## REQUEST A
In the listing, starting with the line that contains "history-icon [55,639,92,673]" and going on through the end of the listing, substitute "Permissions" for "Permisos" and give those lines back with nothing else altered.
** Begin SELECTED EXTRACT **
Austerity Fictions: Disability, Class and Resistance in Twenty-First Century British

Lead Research Organisation: University of Leeds
Department Name: School of English

Abstract

My interest in contemporary representations of disability and class in austerity Britain
has stemmed from previous research in the field of cultural disability studies. In my
undergraduate dissertation Towards a progressive representation of disability:
challenging normalcy and ableism, and research masters thesis Challenging ableist
perceptions of disability and cure through contemporary cultural narratives, I
analysed texts through a 'disability optic' (Davidson, 2006, p.126), exploring the
myriad ways misrepresentation interacts with embedded ableist assumptions and
charting the possibilities of moving towards a progressive representation of disability.
Building on this, I argued that literature and film creates a platform for resisting
ableism and providing alternative representations. As Mitchel and Snyder write in
their foundational text Narrative Prosthesis, literature can be 'a unique space for
contemplating the complexity of physical and cognitive differences that is absent
from nearly every other discursive space' (2000, p.166).
** End SELECTED EXTRACT **
## REQUEST B
Duplicate the portion of the abstract starting with "Lead Research Organisation: University" and going on through "representation of disability.".
** Begin GIVEN DATA **
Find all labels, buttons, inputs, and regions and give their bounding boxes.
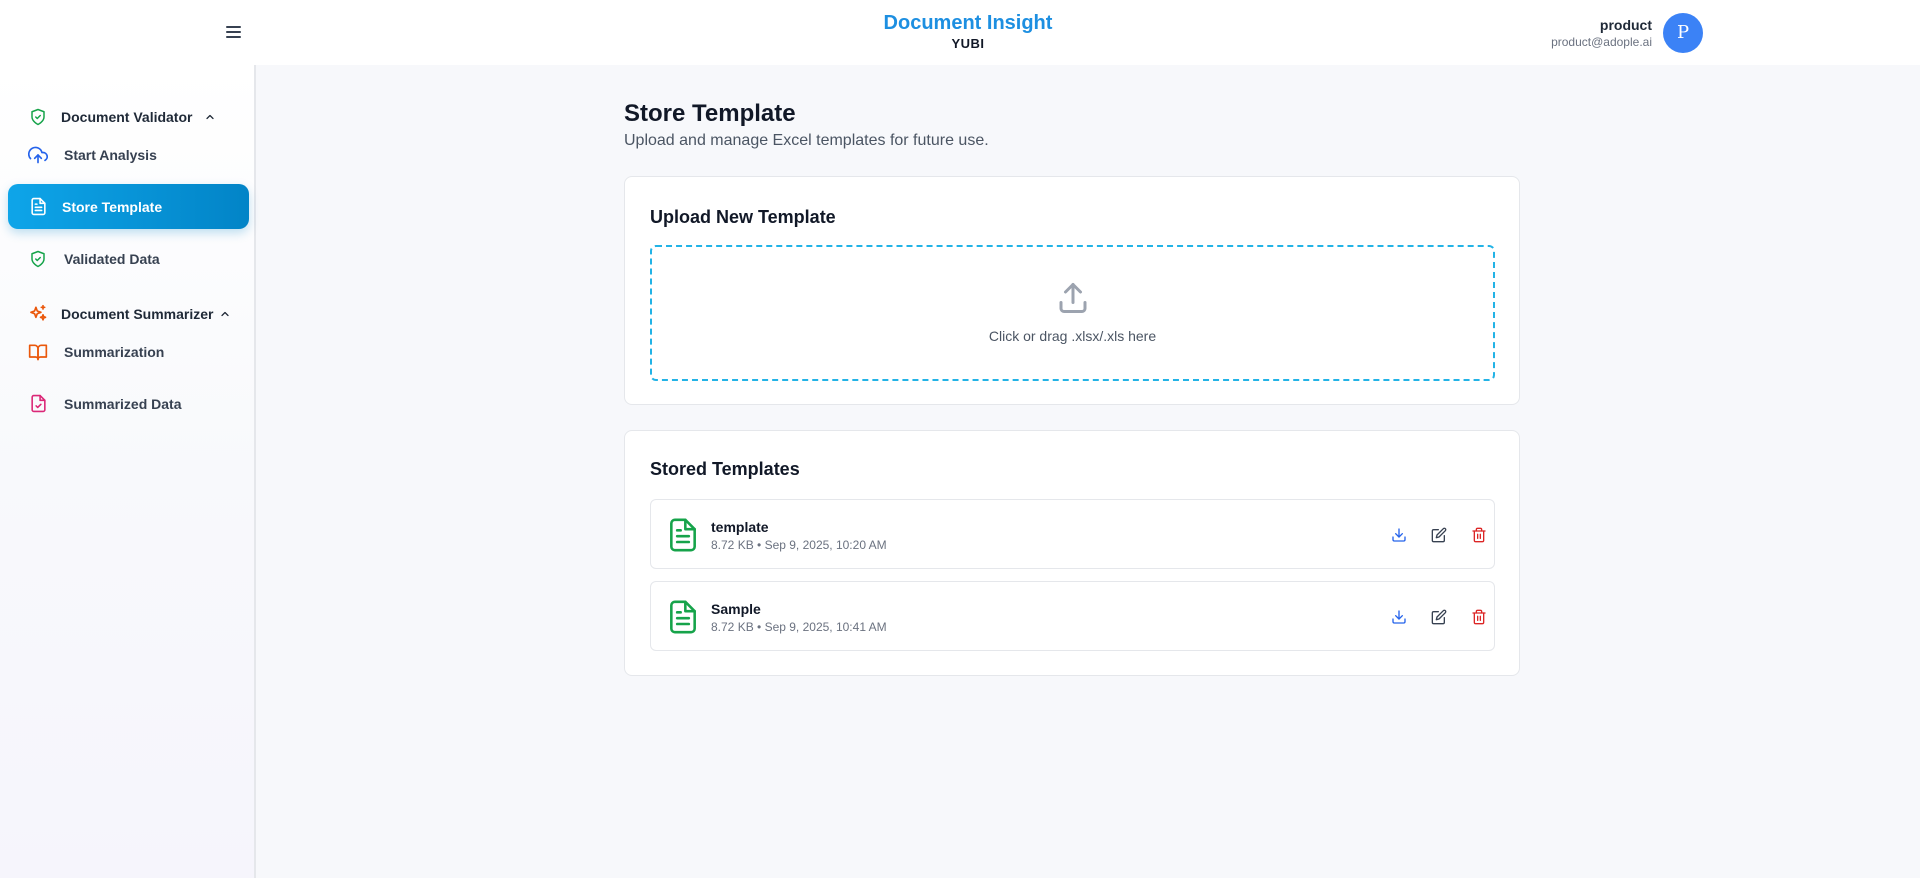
list-item: Sample 8.72 KB • Sep 9, 2025, 10:41 AM	[650, 581, 1495, 651]
upload-card: Upload New Template Click or drag .xlsx/…	[624, 176, 1520, 405]
trash-icon[interactable]	[1469, 607, 1489, 627]
user-name: product	[1599, 17, 1652, 33]
file-dropzone[interactable]: Click or drag .xlsx/.xls here	[650, 245, 1495, 381]
section-label: Document Summarizer	[61, 306, 214, 322]
user-info: product product@adople.ai	[1551, 16, 1652, 50]
section-label: Document Validator	[61, 109, 193, 125]
excel-file-icon	[669, 518, 697, 552]
sidebar-item-label: Summarized Data	[64, 395, 182, 412]
shield-check-icon	[28, 107, 48, 127]
section-document-validator[interactable]: Document Validator	[28, 106, 216, 128]
user-email: product@adople.ai	[1551, 35, 1652, 49]
menu-icon[interactable]	[222, 22, 246, 42]
sidebar: Document Validator Start Analysis Store …	[0, 65, 256, 878]
template-meta: 8.72 KB • Sep 9, 2025, 10:20 AM	[711, 538, 887, 552]
file-check-icon	[28, 394, 48, 414]
avatar[interactable]: P	[1663, 13, 1703, 53]
upload-card-title: Upload New Template	[650, 207, 836, 227]
sidebar-item-label: Summarization	[64, 343, 165, 360]
edit-icon[interactable]	[1429, 525, 1449, 545]
sidebar-item-validated-data[interactable]: Validated Data	[8, 236, 249, 281]
section-document-summarizer[interactable]: Document Summarizer	[28, 303, 231, 325]
app-title: Document Insight	[883, 12, 1053, 34]
download-icon[interactable]	[1389, 525, 1409, 545]
excel-file-icon	[669, 600, 697, 634]
sidebar-item-label: Validated Data	[64, 250, 160, 267]
page-title: Store Template	[624, 100, 796, 127]
stored-templates-card: Stored Templates template 8.72 KB • Sep …	[624, 430, 1520, 676]
sidebar-item-start-analysis[interactable]: Start Analysis	[8, 132, 249, 177]
chevron-up-icon[interactable]	[204, 111, 216, 123]
shield-check-icon	[28, 249, 48, 269]
sparkles-icon	[28, 304, 48, 324]
sidebar-item-store-template[interactable]: Store Template	[8, 184, 249, 229]
sidebar-item-summarized-data[interactable]: Summarized Data	[8, 381, 249, 426]
template-meta: 8.72 KB • Sep 9, 2025, 10:41 AM	[711, 620, 887, 634]
stored-templates-title: Stored Templates	[650, 459, 800, 479]
sidebar-item-summarization[interactable]: Summarization	[8, 329, 249, 374]
download-icon[interactable]	[1389, 607, 1409, 627]
template-name: template	[711, 519, 769, 535]
page-subtitle: Upload and manage Excel templates for fu…	[624, 132, 989, 149]
template-name: Sample	[711, 601, 761, 617]
top-bar: Document Insight YUBI product product@ad…	[0, 0, 1920, 65]
file-text-icon	[28, 197, 48, 217]
sidebar-item-label: Store Template	[62, 198, 163, 215]
upload-icon	[1055, 280, 1091, 316]
dropzone-text: Click or drag .xlsx/.xls here	[988, 328, 1157, 344]
sidebar-item-label: Start Analysis	[64, 146, 157, 163]
brand: Document Insight YUBI	[868, 10, 1068, 52]
book-open-icon	[28, 342, 48, 362]
edit-icon[interactable]	[1429, 607, 1449, 627]
chevron-up-icon[interactable]	[219, 308, 231, 320]
app-subtitle: YUBI	[951, 36, 985, 51]
cloud-upload-icon	[28, 145, 48, 165]
list-item: template 8.72 KB • Sep 9, 2025, 10:20 AM	[650, 499, 1495, 569]
trash-icon[interactable]	[1469, 525, 1489, 545]
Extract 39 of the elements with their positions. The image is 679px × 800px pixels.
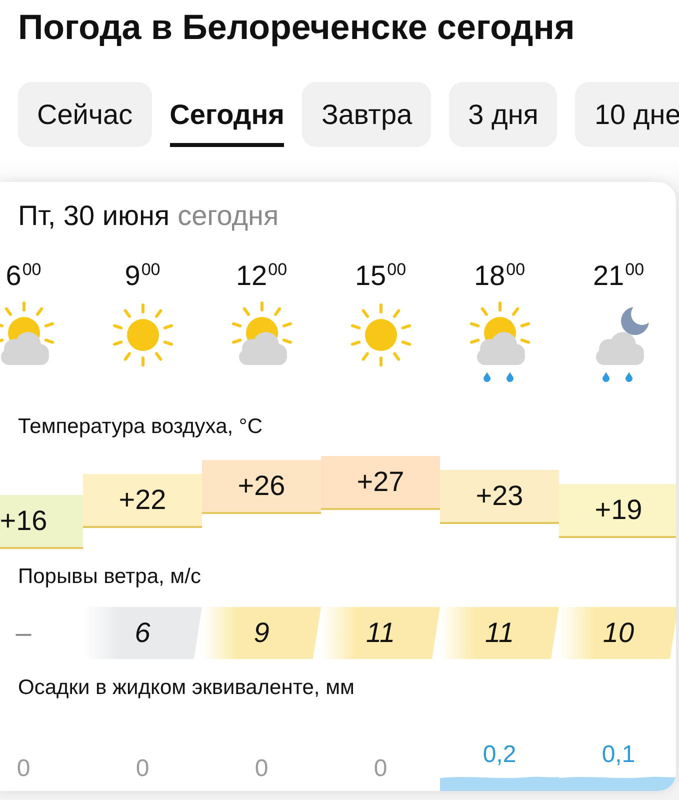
precipitation-value: 0 [16, 755, 30, 783]
tab[interactable]: 3 дня [449, 82, 558, 147]
tab[interactable]: Сегодня [170, 82, 284, 147]
time-label: 6$^{00}$ [6, 261, 42, 291]
precipitation-value: 0 [374, 755, 388, 783]
sun-cloud-rain-icon [468, 301, 532, 382]
temperature-bar: +16 [0, 495, 83, 550]
page-title: Погода в Белореченске сегодня [17, 7, 576, 48]
temperature-bar: +27 [321, 456, 440, 510]
temperature-bar: +22 [83, 474, 202, 528]
precipitation-value: 0,2 [482, 741, 516, 769]
wind-bar: 10 [559, 607, 676, 659]
temperature-label: Температура воздуха, °C [17, 415, 262, 439]
time-label: 15$^{00}$ [354, 261, 406, 291]
temperature-bar: +19 [559, 484, 676, 538]
day-label: сегодня [178, 201, 279, 231]
tab[interactable]: Завтра [302, 82, 432, 147]
time-label: 12$^{00}$ [236, 261, 288, 291]
precipitation-label: Осадки в жидком эквиваленте, мм [17, 676, 354, 700]
wind-bar: 11 [321, 607, 440, 659]
moon-cloud-rain-icon [594, 306, 650, 383]
precipitation-value: 0 [136, 755, 150, 783]
temperature-bar: +23 [440, 470, 559, 524]
time-label: 9$^{00}$ [124, 261, 160, 291]
sun-icon [110, 303, 174, 367]
date-label: Пт, 30 июня [18, 201, 170, 231]
sun-cloud-icon [230, 301, 294, 365]
wind-value: – [16, 617, 32, 649]
sun-icon [348, 303, 412, 367]
tab[interactable]: Сейчас [18, 82, 152, 147]
wind-bar: 11 [440, 607, 559, 659]
temperature-bar: +26 [202, 460, 321, 514]
time-label: 18$^{00}$ [474, 261, 526, 291]
precipitation-value: 0,1 [602, 741, 636, 769]
time-label: 21$^{00}$ [592, 261, 644, 291]
wind-bar: 9 [202, 607, 321, 659]
wind-label: Порывы ветра, м/с [17, 565, 201, 589]
precipitation-value: 0 [254, 755, 268, 783]
sun-cloud-icon [0, 301, 56, 365]
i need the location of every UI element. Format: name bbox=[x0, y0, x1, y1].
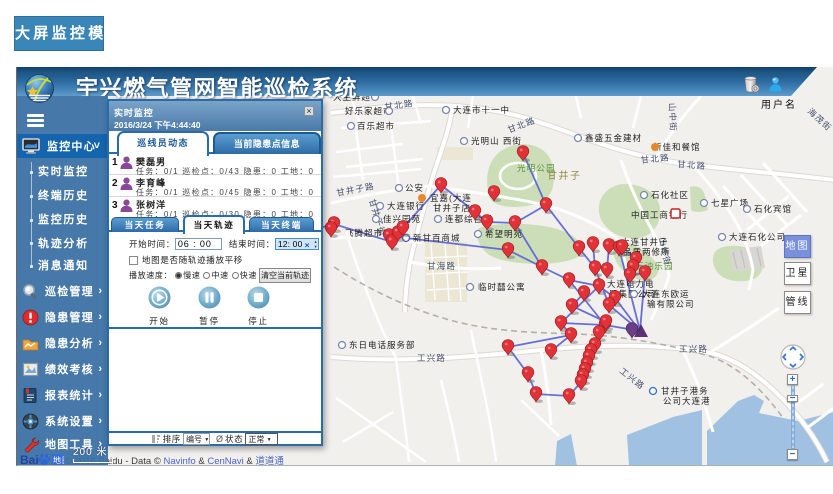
svg-text:公司大连港: 公司大连港 bbox=[663, 396, 711, 406]
svg-text:甘井子店): 甘井子店) bbox=[433, 203, 475, 213]
svg-text:百乐超市: 百乐超市 bbox=[357, 121, 395, 131]
svg-text:新甘百商城: 新甘百商城 bbox=[413, 233, 461, 243]
svg-text:大连银行: 大连银行 bbox=[387, 201, 425, 211]
svg-text:飞腾超市: 飞腾超市 bbox=[345, 228, 383, 238]
svg-text:输有限公司: 输有限公司 bbox=[647, 299, 695, 309]
svg-text:石化社区: 石化社区 bbox=[651, 190, 689, 200]
svg-text:新佳和餐馆: 新佳和餐馆 bbox=[653, 142, 701, 152]
svg-text:甘井子: 甘井子 bbox=[547, 169, 582, 182]
svg-text:鑫盛五金建材: 鑫盛五金建材 bbox=[585, 133, 642, 143]
svg-text:Bai: Bai bbox=[20, 453, 39, 466]
svg-text:七星广场: 七星广场 bbox=[711, 198, 749, 208]
svg-text:东日电话服务部: 东日电话服务部 bbox=[349, 340, 416, 350]
svg-text:大连东欧运: 大连东欧运 bbox=[642, 289, 690, 299]
svg-text:宜嘉(大连: 宜嘉(大连 bbox=[430, 193, 472, 203]
svg-text:石化宾馆: 石化宾馆 bbox=[754, 204, 792, 214]
svg-text:公安: 公安 bbox=[405, 183, 424, 193]
svg-text:山中街: 山中街 bbox=[667, 103, 679, 133]
svg-text:工兴路: 工兴路 bbox=[679, 344, 708, 354]
svg-text:工兴路: 工兴路 bbox=[417, 353, 446, 363]
svg-text:大连市十一中: 大连市十一中 bbox=[453, 105, 510, 115]
svg-text:甘北路: 甘北路 bbox=[677, 159, 707, 171]
svg-text:甘海路: 甘海路 bbox=[427, 261, 456, 271]
svg-text:地图: 地图 bbox=[53, 455, 64, 465]
svg-text:光明山 西街: 光明山 西街 bbox=[471, 136, 522, 146]
svg-text:甘井子港务: 甘井子港务 bbox=[661, 386, 709, 396]
svg-text:大连石化公司: 大连石化公司 bbox=[729, 232, 786, 242]
svg-text:临时囍公寓: 临时囍公寓 bbox=[478, 282, 526, 292]
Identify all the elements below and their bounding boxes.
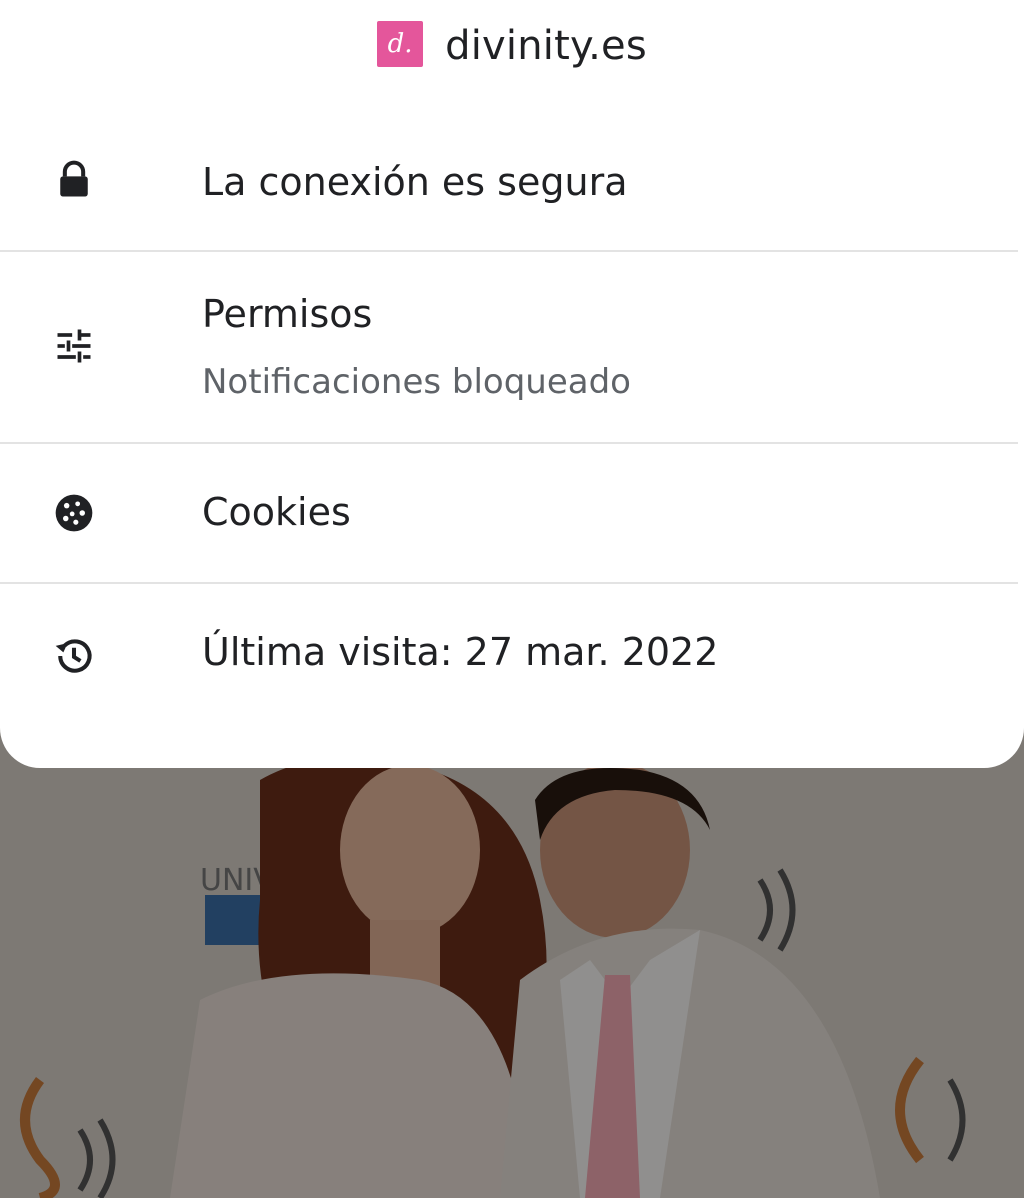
history-icon [55,639,92,673]
lock-icon [60,160,88,197]
tune-sliders-icon [57,329,91,363]
cookies-row[interactable]: Cookies [0,444,1024,582]
site-domain: divinity.es [445,23,647,69]
favicon-letter: d. [387,29,413,59]
site-favicon: d. [377,21,424,67]
connection-label: La conexión es segura [202,160,628,204]
last-visit-label: Última visita: 27 mar. 2022 [202,630,719,674]
page-info-sheet: d. divinity.es La conexión es segura Per… [0,0,1024,768]
permissions-sublabel: Notificaciones bloqueado [202,362,631,402]
screen: UNIV d. divinity.es La conexión es segur… [0,0,1024,1198]
permissions-row[interactable]: Permisos Notificaciones bloqueado [0,252,1024,442]
cookie-icon [55,494,93,532]
cookies-label: Cookies [202,490,351,534]
connection-security-row[interactable]: La conexión es segura [0,130,1024,250]
site-header: d. divinity.es [0,0,1024,92]
permissions-label: Permisos [202,292,373,336]
last-visit-row[interactable]: Última visita: 27 mar. 2022 [0,584,1024,724]
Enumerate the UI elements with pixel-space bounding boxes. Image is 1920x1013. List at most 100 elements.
** End GIVEN DATA **
## COMPLETE RESPONSE A
history-icon [55,639,92,673]
lock-icon [60,160,88,197]
tune-sliders-icon [57,329,91,363]
cookies-row[interactable]: Cookies [0,444,1024,582]
site-domain: divinity.es [445,23,647,69]
favicon-letter: d. [387,29,413,59]
site-favicon: d. [377,21,424,67]
connection-label: La conexión es segura [202,160,628,204]
last-visit-label: Última visita: 27 mar. 2022 [202,630,719,674]
page-info-sheet: d. divinity.es La conexión es segura Per… [0,0,1024,768]
permissions-sublabel: Notificaciones bloqueado [202,362,631,402]
screen: UNIV d. divinity.es La conexión es segur… [0,0,1024,1198]
permissions-row[interactable]: Permissions Notificaciones bloqueado [0,252,1024,442]
cookie-icon [55,494,93,532]
cookies-label: Cookies [202,490,351,534]
connection-security-row[interactable]: La conexión es segura [0,130,1024,250]
site-header: d. divinity.es [0,0,1024,92]
permissions-label: Permissions [202,292,373,336]
last-visit-row[interactable]: Última visita: 27 mar. 2022 [0,584,1024,724]
Enumerate the UI elements with pixel-space bounding boxes. Image is 1920x1013. List at most 100 elements.

## COMPLETE RESPONSE B
Lead Research Organisation: University of Leeds
Department Name: School of English

Abstract

My interest in contemporary representations of disability and class in austerity Britain
has stemmed from previous research in the field of cultural disability studies. In my
undergraduate dissertation Towards a progressive representation of disability:
challenging normalcy and ableism, and research masters thesis Challenging ableist
perceptions of disability and cure through contemporary cultural narratives, I
analysed texts through a 'disability optic' (Davidson, 2006, p.126), exploring the
myriad ways misrepresentation interacts with embedded ableist assumptions and
charting the possibilities of moving towards a progressive representation of disability.